[Your instructions] Copy each line below in which the word "risk" occurs.

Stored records
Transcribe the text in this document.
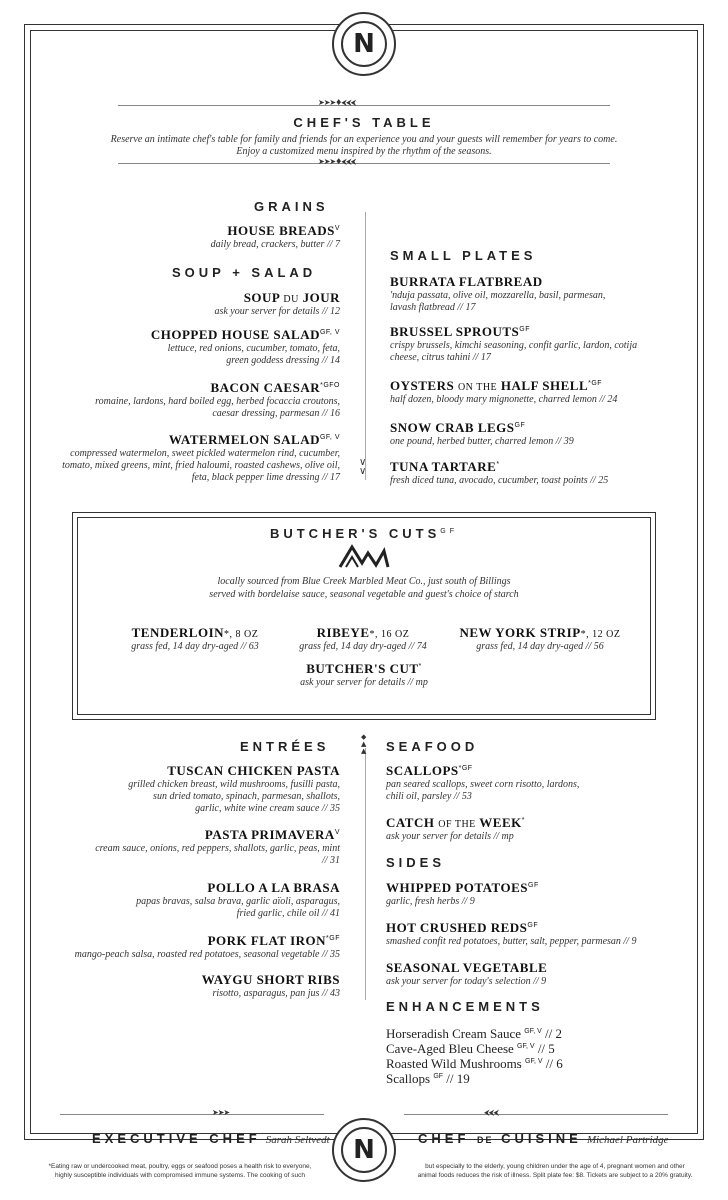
N
➤➤➤♦⮜⮜⮜
CHEF'S TABLE
Reserve an intimate chef's table for family and friends for an experience you and your guests will remember for years to come.
Enjoy a customized menu inspired by the rhythm of the seasons.
➤➤➤♦⮜⮜⮜
GRAINS
HOUSE $BREADS^V$
daily bread, crackers, butter // 7
SOUP + SALAD
SOUP DU JOUR
ask your server for details // 12
CHOPPED HOUSE $SALAD^{GF, V}$
lettuce, red onions, cucumber, tomato, feta,
green goddess dressing // 14
BACON $CAESAR^{*GFO}$
romaine, lardons, hard boiled egg, herbed focaccia croutons,
caesar dressing, parmesan // 16
WATERMELON $SALAD^{GF, V}$
compressed watermelon, sweet pickled watermelon rind, cucumber,
tomato, mixed greens, mint, fried haloumi, roasted cashews, olive oil,
feta, black pepper lime dressing // 17
SMALL PLATES
BURRATA FLATBREAD
'nduja passata, olive oil, mozzarella, basil, parmesan,
lavash flatbread // 17
BRUSSEL $SPROUTS^{GF}$
crispy brussels, kimchi seasoning, confit garlic, lardon, cotija
cheese, citrus tahini // 17
OYSTERS ON THE HALF $SHELL^{*GF}$
half dozen, bloody mary mignonette, charred lemon // 24
SNOW CRAB $LEGS^{GF}$
one pound, herbed butter, charred lemon // 39
TUNA TARTARE*
fresh diced tuna, avocado, cucumber, toast points // 25
∨
∨
BUTCHER'S $CUTS^{GF}$
locally sourced from Blue Creek Marbled Meat Co., just south of Billings
served with bordelaise sauce, seasonal vegetable and guest's choice of starch
TENDERLOIN*, 8 OZ
grass fed, 14 day dry-aged // 63
RIBEYE*, 16 OZ
grass fed, 14 day dry-aged // 74
NEW YORK STRIP*, 12 OZ
grass fed, 14 day dry-aged // 56
BUTCHER'S CUT*
ask your server for details // mp
◆
▲
▲
ENTRÉES
TUSCAN CHICKEN PASTA
grilled chicken breast, wild mushrooms, fusilli pasta,
sun dried tomato, spinach, parmesan, shallots,
garlic, white wine cream sauce // 35
PASTA $PRIMAVERA^V$
cream sauce, onions, red peppers, shallots, garlic, peas, mint
// 31
POLLO A LA BRASA
papas bravas, salsa brava, garlic aïoli, asparagus,
fried garlic, chile oil // 41
PORK FLAT $IRON^{*GF}$
mango-peach salsa, roasted red potatoes, seasonal vegetable // 35
WAYGU SHORT RIBS
risotto, asparagus, pan jus // 43
SEAFOOD
$SCALLOPS^{*GF}$
pan seared scallops, sweet corn risotto, lardons,
chili oil, parsley // 53
CATCH OF THE WEEK*
ask your server for details // mp
SIDES
WHIPPED $POTATOES^{GF}$
garlic, fresh herbs // 9
HOT CRUSHED $REDS^{GF}$
smashed confit red potatoes, butter, salt, pepper, parmesan // 9
SEASONAL VEGETABLE
ask your server for today's selection // 9
ENHANCEMENTS
Horseradish Cream Sauce $^{GF, V}$ // 2
Cave-Aged Bleu Cheese $^{GF, V}$ // 5
Roasted Wild Mushrooms $^{GF, V}$ // 6
Scallops $^{GF}$ // 19
➤➤➤	⮜⮜⮜
EXECUTIVE CHEF Sarah Seltvedt	CHEF DE CUISINE Michael Partridge
N
*Eating raw or undercooked meat, poultry, eggs or seafood poses a health risk to everyone,
highly susceptible individuals with compromised immune systems. The cooking of such
but especially to the elderly, young children under the age of 4, pregnant women and other
animal foods reduces the risk of illness. Split plate fee: $8. Tickets are subject to a 20% gratuity.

[Result of the task]
*Eating raw or undercooked meat, poultry, eggs or seafood poses a health risk to everyone,
animal foods reduces the risk of illness. Split plate fee: $8. Tickets are subject to a 20% gratuity.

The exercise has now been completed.